Entries provided:

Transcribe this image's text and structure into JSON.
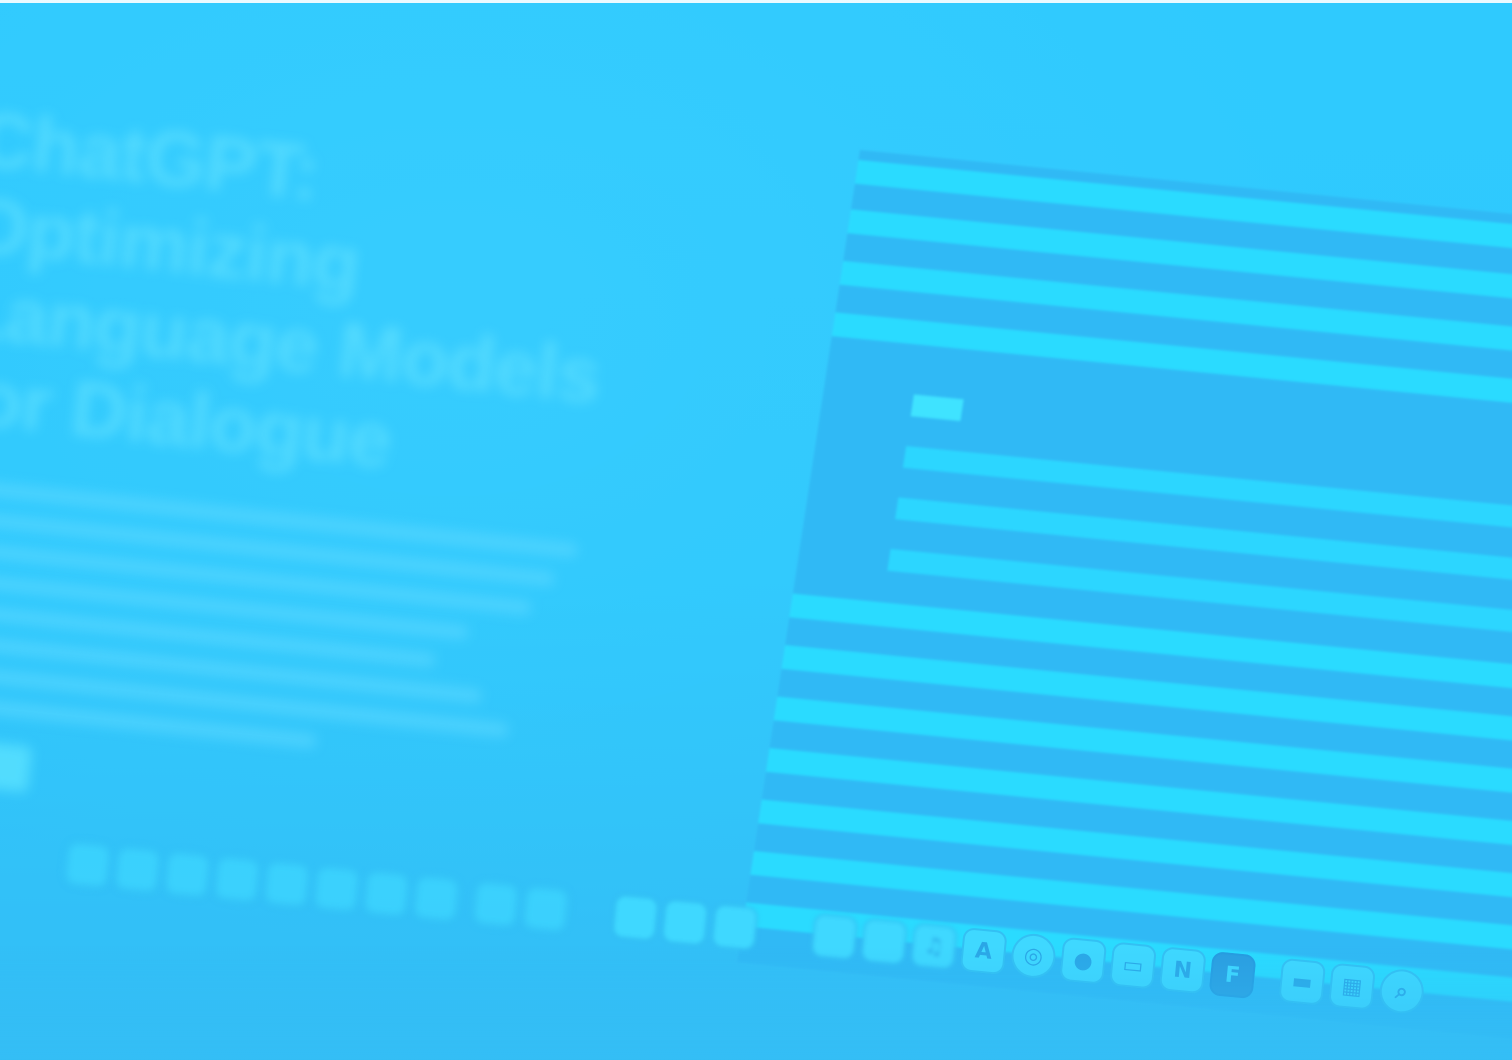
{
  "article": {
    "title_lines": [
      "ChatGPT: Optimizing",
      "Language Models",
      "for Dialogue"
    ]
  },
  "dock": {
    "icons": [
      "app-icon",
      "app-icon",
      "app-icon",
      "app-icon",
      "app-icon",
      "app-icon",
      "app-icon",
      "app-icon",
      "app-icon",
      "app-icon",
      "app-icon",
      "app-icon",
      "app-icon",
      "app-icon",
      "app-icon",
      "music-icon",
      "acrobat-icon",
      "safari-icon",
      "chrome-icon",
      "terminal-icon",
      "notion-icon",
      "figma-icon",
      "app-icon",
      "calculator-icon",
      "search-icon"
    ]
  },
  "colors": {
    "background": "#2ec8fd",
    "stripe": "#2adbff",
    "panel": "#30b9f5"
  }
}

Exercise description: Copy out the listing exactly as it stands, but not the pictures.

Task output:
Transcribe this image's text and structure into JSON.
{
  "article": {
    "title_lines": [
      "ChatGPT: Optimizing",
      "Language Models",
      "for Dialogue"
    ]
  },
  "dock": {
    "icons": [
      "app-icon",
      "app-icon",
      "app-icon",
      "app-icon",
      "app-icon",
      "app-icon",
      "app-icon",
      "app-icon",
      "app-icon",
      "app-icon",
      "app-icon",
      "app-icon",
      "app-icon",
      "app-icon",
      "app-icon",
      "music-icon",
      "acrobat-icon",
      "safari-icon",
      "chrome-icon",
      "terminal-icon",
      "notion-icon",
      "figma-icon",
      "app-icon",
      "calculator-icon",
      "search-icon"
    ]
  },
  "colors": {
    "background": "#2ec8fd",
    "stripe": "#2adbff",
    "panel": "#30b9f5"
  }
}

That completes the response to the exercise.